## Text for analysis
[Start of section]

SinoPac Financial Holdings Co (永豐金控) yesterday reported net income of NT$710 million (US$22.66 million) for last month, down 20.04 percent annually after it wrote off NT$300 million in bad debt.
The write-off was for a NT$400 million loan to dentistry supply-focused Ting Shing Trading Co Ltd (鼎興企業), SinoPac said.
The loan was part of NT$3.1 billion in uncollateralized loans among 13 domestic banks, SinoPac added.
SinoPac is also at risk of breaching the Banking Act (銀行法), as Ting Shing is operated by the son of a nephew of SinoPac Financial chairman Ho Shou-chuan (何壽川), company president Yu Kuo-chih (游國治) said.
The act prohibits banks from lending to parties that present a conflict of interest.
Yu said the company would improve its internal controls after it reported the oversight to the Financial Supervisory Commission.

[End of section]

## What to do
- a) In the SinoPac earnings report, how much bad debt did the company write off?
- b) Revise the SinoPac earnings report, everything from "SinoPac Financial Holdings" down to "Kuo-chih (游國治) said.", with "SinoPac" changed to "Sinopac".
- c) Pick up the SinoPac earnings report after its last sentence and write what comes next.
The data after this point comes from a separate source.

[Saved entries]
[Start of section]

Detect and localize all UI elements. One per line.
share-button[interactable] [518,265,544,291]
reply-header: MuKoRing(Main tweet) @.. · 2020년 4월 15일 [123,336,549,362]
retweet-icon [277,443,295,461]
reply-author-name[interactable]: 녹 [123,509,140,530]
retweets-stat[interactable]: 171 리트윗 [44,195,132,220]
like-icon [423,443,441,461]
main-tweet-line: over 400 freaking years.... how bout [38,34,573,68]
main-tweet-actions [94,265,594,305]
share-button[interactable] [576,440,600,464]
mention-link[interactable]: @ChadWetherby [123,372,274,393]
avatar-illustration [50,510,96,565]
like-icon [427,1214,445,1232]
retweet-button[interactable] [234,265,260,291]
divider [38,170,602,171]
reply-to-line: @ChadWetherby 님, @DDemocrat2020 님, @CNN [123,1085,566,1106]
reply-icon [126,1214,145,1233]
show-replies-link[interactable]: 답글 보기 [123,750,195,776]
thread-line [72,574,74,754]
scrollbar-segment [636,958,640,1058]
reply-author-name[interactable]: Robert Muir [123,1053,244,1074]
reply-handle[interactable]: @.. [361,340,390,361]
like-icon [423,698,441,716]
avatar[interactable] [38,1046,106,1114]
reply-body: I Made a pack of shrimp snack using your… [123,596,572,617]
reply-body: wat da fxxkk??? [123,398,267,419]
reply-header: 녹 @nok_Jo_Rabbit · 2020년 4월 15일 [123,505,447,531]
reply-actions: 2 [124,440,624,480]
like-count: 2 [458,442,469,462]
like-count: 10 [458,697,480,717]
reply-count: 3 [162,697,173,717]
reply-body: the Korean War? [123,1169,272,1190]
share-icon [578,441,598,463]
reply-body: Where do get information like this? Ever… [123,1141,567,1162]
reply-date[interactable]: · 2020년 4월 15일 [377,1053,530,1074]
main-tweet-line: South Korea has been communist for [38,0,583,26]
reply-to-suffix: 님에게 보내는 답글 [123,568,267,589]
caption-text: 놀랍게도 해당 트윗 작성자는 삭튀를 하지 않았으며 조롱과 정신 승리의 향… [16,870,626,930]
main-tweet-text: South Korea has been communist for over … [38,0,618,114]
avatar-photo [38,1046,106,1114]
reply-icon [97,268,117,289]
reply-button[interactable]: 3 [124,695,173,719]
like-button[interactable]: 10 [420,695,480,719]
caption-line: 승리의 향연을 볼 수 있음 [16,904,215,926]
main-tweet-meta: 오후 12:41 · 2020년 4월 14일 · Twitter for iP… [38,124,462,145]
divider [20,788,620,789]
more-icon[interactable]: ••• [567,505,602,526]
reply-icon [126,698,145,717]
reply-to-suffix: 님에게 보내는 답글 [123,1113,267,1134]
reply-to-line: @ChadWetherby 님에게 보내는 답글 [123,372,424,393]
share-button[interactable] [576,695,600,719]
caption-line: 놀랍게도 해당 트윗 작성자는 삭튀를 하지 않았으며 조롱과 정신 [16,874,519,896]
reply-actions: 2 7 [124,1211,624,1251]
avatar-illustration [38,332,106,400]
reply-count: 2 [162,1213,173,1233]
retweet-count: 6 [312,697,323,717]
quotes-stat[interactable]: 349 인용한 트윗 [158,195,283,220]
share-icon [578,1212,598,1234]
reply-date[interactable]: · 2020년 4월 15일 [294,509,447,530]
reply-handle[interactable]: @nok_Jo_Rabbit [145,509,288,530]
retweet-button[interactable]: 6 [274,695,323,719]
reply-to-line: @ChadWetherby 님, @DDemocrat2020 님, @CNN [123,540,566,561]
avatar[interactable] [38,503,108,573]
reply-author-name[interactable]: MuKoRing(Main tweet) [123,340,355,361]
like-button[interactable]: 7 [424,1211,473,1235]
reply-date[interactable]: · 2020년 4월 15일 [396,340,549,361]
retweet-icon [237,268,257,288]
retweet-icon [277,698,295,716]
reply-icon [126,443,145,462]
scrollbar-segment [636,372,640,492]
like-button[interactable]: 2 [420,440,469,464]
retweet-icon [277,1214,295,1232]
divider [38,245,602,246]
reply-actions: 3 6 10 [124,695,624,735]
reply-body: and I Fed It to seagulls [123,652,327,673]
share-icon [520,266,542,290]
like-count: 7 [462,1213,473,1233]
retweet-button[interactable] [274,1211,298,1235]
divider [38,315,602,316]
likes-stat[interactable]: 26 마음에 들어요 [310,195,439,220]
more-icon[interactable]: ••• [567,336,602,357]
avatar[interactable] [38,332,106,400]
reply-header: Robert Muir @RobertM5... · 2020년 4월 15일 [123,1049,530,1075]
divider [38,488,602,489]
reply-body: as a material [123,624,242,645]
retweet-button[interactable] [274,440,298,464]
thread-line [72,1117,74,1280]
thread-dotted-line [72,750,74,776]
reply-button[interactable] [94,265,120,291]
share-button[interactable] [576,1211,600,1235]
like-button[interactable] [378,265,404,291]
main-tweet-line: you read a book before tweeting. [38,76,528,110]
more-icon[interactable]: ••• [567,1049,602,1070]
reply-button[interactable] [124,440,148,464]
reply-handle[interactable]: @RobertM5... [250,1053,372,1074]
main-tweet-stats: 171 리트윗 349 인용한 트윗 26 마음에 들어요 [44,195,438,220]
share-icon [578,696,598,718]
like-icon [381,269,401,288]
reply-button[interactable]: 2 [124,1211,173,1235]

[End of section]

## Activity answers
- a) NT$300 million.

- b)
Sinopac Financial Holdings Co (永豐金控) yesterday reported net income of NT$710 million (US$22.66 million) for last month, down 20.04 percent annually after it wrote off NT$300 million in bad debt.
The write-off was for a NT$400 million loan to dentistry supply-focused Ting Shing Trading Co Ltd (鼎興企業), Sinopac said.
The loan was part of NT$3.1 billion in uncollateralized loans among 13 domestic banks, Sinopac added.
Sinopac is also at risk of breaching the Banking Act (銀行法), as Ting Shing is operated by the son of a nephew of Sinopac Financial chairman Ho Shou-chuan (何壽川), company president Yu Kuo-chih (游國治) said.

- c)
SinoPac Financial’s second-quarter net income dropped 19.3 percent quarter-on-quarter to NT$280 million, with earnings per share of NT$0.17.
Barring the write-off, earnings recovery is set to recover from the first half amid inclement macroeconomic conditions in Taiwan and around the globe, the company said.
Bank SinoPac (永豐銀行), the flagship of the bank-focused conglomerate, saw its non-performing loan ratio during the April-to-June period worsen to 0.33 percent, compared with 0.21 percent a year earlier.
Bank SinoPac president Michael Chang (張晉源) said that the company’s lending exposure would inevitably continue rising in China as it implements sweeping reforms aimed at curbing excessive leverage utilization and production capacity.
“We expect a chain reaction of loan defaults. Setbacks by a single company would likely spread to others in the sector across all levels of the supply chain,” Chang said.